**WRITTEN REQUEST:**
What is the count of lines in the listing below that hold the string "Give"? Reply with that number alone.

Entries taken from a collection

>>>

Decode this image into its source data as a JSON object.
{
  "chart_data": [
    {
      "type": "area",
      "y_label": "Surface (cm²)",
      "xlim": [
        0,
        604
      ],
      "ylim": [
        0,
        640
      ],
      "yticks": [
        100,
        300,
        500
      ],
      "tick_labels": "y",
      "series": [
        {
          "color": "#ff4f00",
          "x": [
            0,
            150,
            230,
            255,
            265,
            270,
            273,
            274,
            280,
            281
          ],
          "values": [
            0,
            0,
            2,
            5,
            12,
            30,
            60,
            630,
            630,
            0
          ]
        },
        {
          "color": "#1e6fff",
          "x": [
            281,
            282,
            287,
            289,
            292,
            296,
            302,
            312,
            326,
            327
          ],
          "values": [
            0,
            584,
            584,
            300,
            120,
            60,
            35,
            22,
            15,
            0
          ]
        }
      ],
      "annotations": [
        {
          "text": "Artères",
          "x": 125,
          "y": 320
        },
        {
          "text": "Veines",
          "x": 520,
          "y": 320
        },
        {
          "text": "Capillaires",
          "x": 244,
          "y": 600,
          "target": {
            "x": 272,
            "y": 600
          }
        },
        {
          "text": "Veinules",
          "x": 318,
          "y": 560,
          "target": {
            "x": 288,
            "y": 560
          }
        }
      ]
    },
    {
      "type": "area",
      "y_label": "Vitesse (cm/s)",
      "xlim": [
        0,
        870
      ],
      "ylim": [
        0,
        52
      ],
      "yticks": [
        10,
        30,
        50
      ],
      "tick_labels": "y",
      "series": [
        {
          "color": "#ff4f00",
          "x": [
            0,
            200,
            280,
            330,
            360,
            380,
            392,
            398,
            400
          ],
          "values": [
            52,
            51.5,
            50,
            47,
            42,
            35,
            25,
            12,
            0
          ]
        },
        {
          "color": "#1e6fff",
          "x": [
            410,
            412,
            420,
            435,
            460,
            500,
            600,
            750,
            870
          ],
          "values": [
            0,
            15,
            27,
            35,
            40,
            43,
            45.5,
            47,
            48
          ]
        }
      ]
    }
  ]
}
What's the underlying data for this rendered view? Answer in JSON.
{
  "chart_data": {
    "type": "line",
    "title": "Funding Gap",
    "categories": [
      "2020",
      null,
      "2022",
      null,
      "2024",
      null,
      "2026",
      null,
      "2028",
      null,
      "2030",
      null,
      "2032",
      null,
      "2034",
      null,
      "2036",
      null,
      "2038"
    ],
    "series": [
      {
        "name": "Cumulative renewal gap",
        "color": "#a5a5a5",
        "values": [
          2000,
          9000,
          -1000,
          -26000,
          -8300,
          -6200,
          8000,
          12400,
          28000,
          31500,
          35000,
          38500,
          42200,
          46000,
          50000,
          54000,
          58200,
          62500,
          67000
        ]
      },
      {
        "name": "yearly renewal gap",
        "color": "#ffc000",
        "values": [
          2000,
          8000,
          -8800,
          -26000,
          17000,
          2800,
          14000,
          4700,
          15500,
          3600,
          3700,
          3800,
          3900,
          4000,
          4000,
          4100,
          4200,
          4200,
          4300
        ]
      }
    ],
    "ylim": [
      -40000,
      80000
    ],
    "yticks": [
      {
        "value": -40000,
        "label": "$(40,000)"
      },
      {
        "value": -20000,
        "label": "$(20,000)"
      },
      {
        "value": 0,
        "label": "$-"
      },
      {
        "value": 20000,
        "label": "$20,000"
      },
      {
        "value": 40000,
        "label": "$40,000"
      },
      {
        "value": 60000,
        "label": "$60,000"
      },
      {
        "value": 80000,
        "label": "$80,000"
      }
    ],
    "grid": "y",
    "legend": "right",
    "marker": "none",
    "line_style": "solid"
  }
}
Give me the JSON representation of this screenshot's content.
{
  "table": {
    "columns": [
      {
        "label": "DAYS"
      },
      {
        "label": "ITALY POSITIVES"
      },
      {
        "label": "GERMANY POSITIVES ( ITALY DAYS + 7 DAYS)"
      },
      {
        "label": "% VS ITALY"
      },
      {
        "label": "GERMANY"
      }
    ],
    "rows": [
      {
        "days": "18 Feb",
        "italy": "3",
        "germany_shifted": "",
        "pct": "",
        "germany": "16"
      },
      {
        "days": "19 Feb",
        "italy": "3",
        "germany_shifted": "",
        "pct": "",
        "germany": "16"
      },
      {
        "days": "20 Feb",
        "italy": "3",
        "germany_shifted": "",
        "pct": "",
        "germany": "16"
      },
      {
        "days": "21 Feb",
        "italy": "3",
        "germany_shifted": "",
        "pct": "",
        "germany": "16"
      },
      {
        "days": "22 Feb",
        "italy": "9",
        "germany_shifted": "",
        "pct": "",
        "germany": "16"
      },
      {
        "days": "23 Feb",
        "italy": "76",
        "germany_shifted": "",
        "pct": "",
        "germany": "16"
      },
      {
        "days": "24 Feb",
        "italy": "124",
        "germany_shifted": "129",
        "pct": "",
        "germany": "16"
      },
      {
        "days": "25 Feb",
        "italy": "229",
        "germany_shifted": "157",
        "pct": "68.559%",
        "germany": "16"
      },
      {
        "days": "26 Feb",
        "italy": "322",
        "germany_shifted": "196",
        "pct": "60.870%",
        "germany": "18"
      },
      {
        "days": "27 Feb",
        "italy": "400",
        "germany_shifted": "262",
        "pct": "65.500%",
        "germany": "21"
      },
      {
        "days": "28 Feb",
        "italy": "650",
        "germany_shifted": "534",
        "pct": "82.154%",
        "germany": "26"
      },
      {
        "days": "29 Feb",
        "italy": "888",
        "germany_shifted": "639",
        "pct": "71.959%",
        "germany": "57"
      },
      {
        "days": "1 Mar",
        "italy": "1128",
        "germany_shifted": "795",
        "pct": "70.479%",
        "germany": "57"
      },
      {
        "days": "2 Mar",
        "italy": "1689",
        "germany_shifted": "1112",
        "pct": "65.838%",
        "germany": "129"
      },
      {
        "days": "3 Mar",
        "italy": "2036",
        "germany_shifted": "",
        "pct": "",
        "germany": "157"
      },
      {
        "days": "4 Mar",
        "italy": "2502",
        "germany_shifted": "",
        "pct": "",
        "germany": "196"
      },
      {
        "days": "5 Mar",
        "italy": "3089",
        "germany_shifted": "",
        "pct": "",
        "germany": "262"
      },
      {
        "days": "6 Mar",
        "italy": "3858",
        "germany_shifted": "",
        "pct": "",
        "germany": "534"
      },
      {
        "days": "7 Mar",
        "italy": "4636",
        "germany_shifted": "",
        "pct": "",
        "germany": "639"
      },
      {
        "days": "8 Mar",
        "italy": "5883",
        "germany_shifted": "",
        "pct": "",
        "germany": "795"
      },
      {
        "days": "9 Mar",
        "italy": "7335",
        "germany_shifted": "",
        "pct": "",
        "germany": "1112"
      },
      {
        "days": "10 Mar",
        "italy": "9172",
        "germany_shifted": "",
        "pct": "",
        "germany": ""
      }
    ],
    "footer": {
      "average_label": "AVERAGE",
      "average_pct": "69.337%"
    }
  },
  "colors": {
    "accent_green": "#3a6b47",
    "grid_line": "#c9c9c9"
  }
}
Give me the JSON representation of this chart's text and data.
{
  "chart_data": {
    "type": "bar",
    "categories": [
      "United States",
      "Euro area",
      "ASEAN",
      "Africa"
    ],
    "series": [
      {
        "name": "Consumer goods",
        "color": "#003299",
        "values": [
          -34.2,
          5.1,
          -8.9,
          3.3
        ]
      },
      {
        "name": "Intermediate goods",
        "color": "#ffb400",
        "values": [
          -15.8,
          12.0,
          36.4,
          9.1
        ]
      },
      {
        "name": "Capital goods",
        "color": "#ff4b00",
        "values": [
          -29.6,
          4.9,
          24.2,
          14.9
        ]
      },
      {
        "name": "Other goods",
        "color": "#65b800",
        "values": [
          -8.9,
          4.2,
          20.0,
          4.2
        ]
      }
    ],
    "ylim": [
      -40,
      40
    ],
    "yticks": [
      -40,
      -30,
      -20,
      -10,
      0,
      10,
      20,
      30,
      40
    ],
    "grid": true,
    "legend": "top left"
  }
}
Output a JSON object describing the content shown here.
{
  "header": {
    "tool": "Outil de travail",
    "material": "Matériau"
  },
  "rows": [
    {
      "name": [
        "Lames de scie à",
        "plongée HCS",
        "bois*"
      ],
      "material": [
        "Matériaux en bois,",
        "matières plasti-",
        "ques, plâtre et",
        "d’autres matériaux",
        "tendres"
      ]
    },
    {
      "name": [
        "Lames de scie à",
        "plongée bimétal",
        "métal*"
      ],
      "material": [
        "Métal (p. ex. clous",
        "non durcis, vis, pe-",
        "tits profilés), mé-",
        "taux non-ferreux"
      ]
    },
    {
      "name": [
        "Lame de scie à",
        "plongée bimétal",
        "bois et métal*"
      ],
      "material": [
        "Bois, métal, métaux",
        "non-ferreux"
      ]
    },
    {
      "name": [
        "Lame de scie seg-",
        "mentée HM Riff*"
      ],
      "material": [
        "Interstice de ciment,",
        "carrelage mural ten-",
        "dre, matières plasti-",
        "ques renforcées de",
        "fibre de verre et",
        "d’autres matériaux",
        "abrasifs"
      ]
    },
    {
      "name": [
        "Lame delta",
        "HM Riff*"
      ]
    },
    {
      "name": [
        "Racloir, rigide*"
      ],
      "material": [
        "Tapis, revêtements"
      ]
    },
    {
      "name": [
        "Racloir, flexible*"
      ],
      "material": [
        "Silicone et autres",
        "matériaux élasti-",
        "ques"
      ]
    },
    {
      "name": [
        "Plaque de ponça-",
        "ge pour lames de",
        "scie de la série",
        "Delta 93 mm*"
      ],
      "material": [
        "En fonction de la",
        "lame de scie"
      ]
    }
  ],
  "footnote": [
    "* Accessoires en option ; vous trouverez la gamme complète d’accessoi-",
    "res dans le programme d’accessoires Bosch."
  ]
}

<<<

**EXPECTED ANSWER:**
2